MATERIAL TO PROCESS -
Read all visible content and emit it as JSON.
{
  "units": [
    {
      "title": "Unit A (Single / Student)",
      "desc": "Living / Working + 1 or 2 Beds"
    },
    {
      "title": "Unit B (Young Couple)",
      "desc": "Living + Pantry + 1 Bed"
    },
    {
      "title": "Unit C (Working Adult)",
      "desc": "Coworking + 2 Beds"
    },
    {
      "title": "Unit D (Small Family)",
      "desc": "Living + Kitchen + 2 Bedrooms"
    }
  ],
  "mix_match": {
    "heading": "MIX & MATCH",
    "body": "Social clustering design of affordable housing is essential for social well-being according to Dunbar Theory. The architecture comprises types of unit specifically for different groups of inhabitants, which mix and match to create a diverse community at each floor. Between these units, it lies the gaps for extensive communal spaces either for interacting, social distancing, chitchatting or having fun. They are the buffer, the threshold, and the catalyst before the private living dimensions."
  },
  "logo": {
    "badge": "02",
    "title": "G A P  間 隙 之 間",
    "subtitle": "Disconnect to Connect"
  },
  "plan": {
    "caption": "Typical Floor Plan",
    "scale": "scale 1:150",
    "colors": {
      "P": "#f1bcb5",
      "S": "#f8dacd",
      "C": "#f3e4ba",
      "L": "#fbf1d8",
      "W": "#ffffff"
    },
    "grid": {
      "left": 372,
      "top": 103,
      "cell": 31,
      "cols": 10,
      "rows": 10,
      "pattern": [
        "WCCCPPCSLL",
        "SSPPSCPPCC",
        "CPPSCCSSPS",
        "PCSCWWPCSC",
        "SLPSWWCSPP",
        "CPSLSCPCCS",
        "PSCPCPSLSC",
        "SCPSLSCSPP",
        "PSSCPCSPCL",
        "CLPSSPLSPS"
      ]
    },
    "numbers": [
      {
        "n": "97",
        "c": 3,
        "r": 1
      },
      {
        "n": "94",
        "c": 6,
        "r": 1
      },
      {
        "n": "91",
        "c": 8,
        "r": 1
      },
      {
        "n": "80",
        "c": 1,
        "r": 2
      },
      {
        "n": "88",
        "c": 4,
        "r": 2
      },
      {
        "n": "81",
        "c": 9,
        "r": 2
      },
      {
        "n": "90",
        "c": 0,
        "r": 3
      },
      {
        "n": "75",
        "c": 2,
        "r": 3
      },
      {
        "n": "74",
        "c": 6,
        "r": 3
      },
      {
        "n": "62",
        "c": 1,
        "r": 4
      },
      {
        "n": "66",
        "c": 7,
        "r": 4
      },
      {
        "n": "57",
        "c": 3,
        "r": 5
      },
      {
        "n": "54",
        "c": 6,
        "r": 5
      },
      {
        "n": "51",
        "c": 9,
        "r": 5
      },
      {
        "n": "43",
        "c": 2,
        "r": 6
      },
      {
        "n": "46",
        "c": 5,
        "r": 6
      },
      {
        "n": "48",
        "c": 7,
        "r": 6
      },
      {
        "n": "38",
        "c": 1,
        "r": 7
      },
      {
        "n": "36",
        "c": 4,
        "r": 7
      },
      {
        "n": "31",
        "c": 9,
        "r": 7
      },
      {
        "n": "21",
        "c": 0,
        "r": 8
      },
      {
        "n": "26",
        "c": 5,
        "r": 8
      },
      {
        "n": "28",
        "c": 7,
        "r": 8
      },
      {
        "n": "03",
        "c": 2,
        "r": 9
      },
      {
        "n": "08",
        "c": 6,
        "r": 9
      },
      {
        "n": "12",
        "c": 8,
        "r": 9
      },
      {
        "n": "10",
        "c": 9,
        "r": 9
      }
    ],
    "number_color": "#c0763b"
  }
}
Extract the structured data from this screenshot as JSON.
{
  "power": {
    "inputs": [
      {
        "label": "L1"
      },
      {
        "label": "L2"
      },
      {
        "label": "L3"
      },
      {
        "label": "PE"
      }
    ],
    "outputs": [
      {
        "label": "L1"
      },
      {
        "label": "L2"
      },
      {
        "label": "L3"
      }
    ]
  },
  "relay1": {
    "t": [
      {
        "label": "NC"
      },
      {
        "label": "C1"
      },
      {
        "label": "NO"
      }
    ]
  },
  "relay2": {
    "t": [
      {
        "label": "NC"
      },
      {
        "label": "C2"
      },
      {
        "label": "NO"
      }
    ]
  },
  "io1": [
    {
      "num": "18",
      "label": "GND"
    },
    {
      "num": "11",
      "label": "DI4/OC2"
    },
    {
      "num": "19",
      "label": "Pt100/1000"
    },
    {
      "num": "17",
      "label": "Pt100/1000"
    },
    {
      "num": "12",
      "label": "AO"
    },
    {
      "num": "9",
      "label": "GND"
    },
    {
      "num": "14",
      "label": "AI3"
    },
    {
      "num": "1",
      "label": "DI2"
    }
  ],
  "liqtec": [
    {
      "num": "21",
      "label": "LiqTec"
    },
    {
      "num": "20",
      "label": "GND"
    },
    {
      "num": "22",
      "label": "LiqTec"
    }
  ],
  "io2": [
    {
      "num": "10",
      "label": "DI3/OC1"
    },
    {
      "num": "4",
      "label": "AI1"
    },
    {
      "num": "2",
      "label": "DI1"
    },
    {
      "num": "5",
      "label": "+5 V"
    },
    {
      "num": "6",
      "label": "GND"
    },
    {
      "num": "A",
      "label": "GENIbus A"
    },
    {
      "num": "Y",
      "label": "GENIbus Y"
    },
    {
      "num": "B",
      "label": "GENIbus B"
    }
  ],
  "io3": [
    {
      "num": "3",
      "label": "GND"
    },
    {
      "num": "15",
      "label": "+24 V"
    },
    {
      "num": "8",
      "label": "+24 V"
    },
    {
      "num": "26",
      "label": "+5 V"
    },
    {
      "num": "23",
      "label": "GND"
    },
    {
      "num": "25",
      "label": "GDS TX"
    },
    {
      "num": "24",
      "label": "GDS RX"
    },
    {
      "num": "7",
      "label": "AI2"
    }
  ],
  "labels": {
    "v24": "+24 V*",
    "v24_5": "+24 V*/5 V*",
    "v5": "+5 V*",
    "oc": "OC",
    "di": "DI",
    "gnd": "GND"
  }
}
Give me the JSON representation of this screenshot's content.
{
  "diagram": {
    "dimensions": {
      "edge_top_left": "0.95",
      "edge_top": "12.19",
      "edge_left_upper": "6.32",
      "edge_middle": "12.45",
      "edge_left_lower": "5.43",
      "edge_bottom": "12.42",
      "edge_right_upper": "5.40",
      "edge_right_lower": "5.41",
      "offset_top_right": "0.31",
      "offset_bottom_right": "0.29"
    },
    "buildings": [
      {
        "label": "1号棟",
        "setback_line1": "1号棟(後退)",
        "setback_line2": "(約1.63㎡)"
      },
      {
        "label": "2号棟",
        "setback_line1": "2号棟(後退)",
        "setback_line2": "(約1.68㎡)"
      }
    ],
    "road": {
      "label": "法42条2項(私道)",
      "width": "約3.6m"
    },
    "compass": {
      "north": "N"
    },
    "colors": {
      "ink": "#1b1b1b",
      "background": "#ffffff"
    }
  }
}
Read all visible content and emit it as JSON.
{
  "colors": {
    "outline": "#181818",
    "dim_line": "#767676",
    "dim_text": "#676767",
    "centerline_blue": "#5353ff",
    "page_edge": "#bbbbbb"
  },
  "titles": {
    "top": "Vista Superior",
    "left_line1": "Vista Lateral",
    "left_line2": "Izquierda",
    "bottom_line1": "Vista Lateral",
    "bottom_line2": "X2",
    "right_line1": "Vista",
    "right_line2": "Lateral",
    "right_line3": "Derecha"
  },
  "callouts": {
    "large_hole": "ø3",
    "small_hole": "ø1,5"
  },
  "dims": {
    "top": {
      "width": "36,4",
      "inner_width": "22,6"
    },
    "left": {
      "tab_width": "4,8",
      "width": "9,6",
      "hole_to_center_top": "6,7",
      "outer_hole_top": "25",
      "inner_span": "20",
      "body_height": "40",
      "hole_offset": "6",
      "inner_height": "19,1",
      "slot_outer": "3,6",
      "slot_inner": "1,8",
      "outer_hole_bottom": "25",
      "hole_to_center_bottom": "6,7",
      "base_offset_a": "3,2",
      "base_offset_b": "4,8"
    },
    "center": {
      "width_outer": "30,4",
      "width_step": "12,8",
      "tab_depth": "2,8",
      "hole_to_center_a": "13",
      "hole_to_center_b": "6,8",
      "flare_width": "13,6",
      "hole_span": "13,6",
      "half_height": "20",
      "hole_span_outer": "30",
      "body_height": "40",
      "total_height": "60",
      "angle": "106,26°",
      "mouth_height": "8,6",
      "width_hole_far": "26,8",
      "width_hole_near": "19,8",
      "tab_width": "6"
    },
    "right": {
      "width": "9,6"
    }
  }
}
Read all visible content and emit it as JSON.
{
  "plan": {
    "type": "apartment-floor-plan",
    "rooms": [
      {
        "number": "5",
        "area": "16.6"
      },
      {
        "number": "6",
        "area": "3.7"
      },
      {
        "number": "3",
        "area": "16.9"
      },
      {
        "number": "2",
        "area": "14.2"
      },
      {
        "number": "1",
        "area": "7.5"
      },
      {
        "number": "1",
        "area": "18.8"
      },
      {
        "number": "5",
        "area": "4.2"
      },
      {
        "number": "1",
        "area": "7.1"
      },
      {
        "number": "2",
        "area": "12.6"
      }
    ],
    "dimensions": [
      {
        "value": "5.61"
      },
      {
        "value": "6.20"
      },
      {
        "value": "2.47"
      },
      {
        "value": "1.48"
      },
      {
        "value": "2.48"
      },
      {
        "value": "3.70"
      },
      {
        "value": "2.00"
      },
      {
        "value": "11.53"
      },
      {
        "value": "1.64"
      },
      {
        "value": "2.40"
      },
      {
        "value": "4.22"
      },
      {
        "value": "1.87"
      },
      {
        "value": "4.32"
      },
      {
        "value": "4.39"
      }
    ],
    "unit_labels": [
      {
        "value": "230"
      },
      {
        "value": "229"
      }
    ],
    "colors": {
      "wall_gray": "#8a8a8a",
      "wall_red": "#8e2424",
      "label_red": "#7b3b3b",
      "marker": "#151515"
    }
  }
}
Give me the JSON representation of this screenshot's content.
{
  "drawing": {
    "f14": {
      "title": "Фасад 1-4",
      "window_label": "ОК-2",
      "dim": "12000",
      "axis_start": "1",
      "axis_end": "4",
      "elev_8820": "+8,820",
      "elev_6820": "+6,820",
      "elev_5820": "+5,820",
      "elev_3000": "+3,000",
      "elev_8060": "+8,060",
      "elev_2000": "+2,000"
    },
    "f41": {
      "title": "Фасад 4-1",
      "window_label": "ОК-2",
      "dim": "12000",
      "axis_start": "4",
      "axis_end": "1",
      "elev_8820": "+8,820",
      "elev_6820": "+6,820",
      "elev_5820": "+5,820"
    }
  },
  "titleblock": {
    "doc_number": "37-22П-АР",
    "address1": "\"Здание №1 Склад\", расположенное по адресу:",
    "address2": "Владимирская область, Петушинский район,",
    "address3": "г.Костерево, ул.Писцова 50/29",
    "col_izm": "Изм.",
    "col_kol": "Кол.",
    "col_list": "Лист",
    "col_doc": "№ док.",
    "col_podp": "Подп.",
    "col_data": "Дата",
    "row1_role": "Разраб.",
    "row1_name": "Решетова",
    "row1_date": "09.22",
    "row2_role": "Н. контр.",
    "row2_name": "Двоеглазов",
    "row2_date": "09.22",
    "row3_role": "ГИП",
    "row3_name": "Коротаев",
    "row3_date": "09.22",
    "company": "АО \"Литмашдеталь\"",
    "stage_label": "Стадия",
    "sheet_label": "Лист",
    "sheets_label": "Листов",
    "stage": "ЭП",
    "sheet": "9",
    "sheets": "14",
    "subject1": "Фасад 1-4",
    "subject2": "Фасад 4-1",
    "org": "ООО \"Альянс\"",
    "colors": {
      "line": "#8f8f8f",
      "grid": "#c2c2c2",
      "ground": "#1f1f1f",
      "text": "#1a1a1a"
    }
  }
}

TASK BRIEF - Pull out each line of the records holding the string "Фасад".

REPLY -
      "title": "Фасад 1-4",
      "title": "Фасад 4-1",
    "subject1": "Фасад 1-4",
    "subject2": "Фасад 4-1",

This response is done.